Exercise goal
Write out all of the entries exactly, please.

━━━ Entries shown ━━━

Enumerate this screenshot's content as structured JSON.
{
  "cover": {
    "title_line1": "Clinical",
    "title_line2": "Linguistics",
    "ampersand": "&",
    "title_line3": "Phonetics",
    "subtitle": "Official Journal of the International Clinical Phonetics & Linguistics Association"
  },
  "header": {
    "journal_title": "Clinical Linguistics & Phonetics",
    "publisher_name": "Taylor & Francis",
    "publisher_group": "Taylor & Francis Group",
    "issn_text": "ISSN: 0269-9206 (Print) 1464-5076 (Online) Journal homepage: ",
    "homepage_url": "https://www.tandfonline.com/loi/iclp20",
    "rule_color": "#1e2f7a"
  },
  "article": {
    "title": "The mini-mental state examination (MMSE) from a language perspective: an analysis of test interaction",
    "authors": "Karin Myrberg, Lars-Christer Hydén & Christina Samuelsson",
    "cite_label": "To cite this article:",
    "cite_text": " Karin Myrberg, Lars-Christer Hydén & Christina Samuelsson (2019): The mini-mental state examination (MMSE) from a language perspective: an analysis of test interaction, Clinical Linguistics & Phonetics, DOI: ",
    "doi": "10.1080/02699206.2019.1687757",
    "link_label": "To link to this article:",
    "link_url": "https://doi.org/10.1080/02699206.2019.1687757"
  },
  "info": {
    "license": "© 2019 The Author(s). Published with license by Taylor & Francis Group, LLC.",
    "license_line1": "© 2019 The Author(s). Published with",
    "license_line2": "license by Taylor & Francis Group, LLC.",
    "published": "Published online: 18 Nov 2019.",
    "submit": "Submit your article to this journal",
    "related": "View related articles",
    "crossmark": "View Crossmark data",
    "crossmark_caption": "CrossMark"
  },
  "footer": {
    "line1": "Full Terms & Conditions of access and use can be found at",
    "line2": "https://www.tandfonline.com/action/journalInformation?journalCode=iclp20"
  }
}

━━━

Problem solution
Enumerate this screenshot's content as structured JSON.
{
  "cover": {
    "title_line1": "Clinical",
    "title_line2": "Linguistics",
    "ampersand": "&",
    "title_line3": "Phonetics",
    "subtitle": "Official Journal of the International Clinical Phonetics & Linguistics Association"
  },
  "header": {
    "journal_title": "Clinical Linguistics & Phonetics",
    "publisher_name": "Taylor & Francis",
    "publisher_group": "Taylor & Francis Group",
    "issn_text": "ISSN: 0269-9206 (Print) 1464-5076 (Online) Journal homepage: ",
    "homepage_url": "https://www.tandfonline.com/loi/iclp20",
    "rule_color": "#1e2f7a"
  },
  "article": {
    "title": "The mini-mental state examination (MMSE) from a language perspective: an analysis of test interaction",
    "authors": "Karin Myrberg, Lars-Christer Hydén & Christina Samuelsson",
    "cite_label": "To cite this article:",
    "cite_text": " Karin Myrberg, Lars-Christer Hydén & Christina Samuelsson (2019): The mini-mental state examination (MMSE) from a language perspective: an analysis of test interaction, Clinical Linguistics & Phonetics, DOI: ",
    "doi": "10.1080/02699206.2019.1687757",
    "link_label": "To link to this article:",
    "link_url": "https://doi.org/10.1080/02699206.2019.1687757"
  },
  "info": {
    "license": "© 2019 The Author(s). Published with license by Taylor & Francis Group, LLC.",
    "license_line1": "© 2019 The Author(s). Published with",
    "license_line2": "license by Taylor & Francis Group, LLC.",
    "published": "Published online: 18 Nov 2019.",
    "submit": "Submit your article to this journal",
    "related": "View related articles",
    "crossmark": "View Crossmark data",
    "crossmark_caption": "CrossMark"
  },
  "footer": {
    "line1": "Full Terms & Conditions of access and use can be found at",
    "line2": "https://www.tandfonline.com/action/journalInformation?journalCode=iclp20"
  }
}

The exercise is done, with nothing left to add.